[begin Data for this task]
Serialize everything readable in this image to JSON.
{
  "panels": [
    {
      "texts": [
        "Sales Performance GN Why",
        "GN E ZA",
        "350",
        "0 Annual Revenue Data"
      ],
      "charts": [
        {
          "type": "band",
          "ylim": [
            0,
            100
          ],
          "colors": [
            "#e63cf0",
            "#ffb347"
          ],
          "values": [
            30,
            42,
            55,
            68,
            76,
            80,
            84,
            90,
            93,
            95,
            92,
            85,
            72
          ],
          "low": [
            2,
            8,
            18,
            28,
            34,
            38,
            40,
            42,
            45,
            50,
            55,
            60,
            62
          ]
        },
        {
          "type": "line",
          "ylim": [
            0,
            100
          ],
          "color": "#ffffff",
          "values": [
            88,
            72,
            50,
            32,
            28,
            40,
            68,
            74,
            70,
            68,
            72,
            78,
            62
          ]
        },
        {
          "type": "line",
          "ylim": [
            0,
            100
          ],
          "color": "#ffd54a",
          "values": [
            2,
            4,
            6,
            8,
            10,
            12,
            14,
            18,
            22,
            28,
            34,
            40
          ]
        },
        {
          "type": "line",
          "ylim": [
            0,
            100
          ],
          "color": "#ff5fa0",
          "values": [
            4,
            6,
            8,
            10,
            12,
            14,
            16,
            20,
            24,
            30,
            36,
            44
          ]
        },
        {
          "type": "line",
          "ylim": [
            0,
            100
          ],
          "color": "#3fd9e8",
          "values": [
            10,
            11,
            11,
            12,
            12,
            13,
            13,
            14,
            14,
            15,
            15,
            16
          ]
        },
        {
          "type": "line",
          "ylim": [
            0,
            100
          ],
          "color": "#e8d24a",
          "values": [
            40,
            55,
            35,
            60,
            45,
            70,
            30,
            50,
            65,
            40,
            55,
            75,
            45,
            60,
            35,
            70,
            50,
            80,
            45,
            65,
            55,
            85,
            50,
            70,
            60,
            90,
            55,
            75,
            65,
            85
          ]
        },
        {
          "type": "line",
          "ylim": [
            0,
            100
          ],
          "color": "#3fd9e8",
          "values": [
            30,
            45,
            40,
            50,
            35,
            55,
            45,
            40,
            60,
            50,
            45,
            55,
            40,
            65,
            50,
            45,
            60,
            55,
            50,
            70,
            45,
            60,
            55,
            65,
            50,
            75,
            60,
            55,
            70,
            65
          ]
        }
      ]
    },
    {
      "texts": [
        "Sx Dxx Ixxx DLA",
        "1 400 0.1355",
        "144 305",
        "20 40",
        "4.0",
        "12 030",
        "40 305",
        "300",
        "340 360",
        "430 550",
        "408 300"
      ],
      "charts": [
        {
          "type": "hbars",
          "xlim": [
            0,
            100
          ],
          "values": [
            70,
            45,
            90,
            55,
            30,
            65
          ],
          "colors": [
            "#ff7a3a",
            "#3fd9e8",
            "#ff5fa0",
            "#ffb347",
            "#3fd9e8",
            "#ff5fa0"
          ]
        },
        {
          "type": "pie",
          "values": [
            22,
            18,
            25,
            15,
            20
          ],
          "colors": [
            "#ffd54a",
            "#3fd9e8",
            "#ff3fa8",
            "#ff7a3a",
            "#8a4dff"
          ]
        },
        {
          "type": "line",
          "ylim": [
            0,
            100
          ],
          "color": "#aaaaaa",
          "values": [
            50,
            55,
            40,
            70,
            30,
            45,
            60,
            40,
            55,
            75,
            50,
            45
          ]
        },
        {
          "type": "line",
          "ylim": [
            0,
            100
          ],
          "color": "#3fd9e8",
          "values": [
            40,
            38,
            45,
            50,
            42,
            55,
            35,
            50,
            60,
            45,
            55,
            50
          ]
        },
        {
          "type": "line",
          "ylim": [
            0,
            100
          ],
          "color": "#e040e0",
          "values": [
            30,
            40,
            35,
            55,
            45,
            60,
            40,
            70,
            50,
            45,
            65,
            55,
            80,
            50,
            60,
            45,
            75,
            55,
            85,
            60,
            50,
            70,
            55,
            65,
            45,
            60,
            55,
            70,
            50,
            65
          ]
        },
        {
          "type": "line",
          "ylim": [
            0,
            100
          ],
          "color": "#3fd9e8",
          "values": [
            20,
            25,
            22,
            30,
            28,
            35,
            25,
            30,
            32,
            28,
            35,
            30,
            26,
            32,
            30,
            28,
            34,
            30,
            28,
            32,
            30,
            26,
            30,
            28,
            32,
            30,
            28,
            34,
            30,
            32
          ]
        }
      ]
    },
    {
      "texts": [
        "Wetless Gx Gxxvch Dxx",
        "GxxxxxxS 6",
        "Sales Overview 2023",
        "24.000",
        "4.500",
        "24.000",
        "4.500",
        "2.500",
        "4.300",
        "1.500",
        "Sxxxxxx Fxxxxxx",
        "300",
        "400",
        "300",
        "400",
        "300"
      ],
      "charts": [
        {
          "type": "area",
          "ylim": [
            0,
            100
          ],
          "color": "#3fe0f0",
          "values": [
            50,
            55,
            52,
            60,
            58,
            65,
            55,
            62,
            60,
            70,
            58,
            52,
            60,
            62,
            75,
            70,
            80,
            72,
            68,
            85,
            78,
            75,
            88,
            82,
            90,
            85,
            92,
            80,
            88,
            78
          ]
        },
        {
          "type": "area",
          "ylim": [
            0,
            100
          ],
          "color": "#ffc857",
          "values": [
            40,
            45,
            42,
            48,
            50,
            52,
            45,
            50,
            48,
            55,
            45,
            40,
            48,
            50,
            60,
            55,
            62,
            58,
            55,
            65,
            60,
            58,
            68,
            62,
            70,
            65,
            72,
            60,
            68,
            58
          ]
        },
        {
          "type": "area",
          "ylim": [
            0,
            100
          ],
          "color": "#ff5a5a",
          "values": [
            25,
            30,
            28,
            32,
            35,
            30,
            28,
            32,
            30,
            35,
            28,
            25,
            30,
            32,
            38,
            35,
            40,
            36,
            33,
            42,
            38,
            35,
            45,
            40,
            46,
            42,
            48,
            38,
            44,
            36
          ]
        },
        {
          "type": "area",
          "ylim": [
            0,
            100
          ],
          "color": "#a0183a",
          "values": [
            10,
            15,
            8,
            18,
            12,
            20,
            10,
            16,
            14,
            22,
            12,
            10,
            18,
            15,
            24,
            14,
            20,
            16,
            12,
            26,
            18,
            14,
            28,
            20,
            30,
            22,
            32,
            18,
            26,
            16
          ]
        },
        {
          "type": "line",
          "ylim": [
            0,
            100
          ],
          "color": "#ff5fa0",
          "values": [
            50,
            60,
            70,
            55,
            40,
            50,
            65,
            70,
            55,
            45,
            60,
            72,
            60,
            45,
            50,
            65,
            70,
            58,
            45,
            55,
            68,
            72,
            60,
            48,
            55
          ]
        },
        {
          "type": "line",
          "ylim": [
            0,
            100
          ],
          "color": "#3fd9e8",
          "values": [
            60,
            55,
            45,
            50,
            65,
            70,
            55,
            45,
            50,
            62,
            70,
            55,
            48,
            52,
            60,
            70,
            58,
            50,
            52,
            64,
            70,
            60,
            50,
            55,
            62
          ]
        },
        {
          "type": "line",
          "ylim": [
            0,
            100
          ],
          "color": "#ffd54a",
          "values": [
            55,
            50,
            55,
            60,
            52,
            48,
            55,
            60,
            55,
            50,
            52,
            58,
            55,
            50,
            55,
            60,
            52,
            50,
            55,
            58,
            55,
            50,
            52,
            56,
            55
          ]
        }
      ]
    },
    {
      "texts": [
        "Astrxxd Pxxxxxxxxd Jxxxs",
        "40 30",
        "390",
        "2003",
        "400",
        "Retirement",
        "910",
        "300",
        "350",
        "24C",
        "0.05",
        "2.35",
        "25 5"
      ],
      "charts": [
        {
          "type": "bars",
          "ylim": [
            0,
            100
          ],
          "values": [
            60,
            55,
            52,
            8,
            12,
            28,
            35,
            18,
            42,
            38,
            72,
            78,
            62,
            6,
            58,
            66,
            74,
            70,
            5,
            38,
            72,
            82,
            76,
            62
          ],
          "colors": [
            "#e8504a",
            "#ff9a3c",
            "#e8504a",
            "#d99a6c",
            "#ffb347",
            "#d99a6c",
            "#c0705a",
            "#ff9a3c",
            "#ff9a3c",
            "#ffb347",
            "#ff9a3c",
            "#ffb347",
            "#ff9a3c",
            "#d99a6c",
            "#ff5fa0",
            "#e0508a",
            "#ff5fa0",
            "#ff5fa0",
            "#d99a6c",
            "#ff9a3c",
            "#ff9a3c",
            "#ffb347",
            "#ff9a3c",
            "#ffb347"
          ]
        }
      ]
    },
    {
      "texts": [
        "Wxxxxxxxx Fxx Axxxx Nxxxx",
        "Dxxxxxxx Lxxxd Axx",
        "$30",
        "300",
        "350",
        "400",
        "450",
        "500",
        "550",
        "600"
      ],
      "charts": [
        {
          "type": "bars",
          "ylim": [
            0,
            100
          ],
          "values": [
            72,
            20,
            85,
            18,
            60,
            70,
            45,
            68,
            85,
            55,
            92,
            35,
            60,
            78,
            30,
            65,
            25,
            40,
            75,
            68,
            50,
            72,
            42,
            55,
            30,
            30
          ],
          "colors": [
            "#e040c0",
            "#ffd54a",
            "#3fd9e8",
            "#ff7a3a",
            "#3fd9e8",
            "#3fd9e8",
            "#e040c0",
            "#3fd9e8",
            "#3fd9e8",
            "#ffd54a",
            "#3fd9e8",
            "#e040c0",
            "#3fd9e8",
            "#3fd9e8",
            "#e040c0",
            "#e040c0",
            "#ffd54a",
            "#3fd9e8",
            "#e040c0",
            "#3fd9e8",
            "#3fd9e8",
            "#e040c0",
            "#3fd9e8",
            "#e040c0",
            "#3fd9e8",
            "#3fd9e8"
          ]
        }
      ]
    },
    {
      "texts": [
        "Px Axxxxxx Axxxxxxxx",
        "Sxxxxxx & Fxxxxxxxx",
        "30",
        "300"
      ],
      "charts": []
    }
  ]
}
[end Data for this task]
Filter the entries down to the lines containing "Sales". Copy each of those lines.

Result of the exercise:
        "Sales Performance GN Why",
        "Sales Overview 2023",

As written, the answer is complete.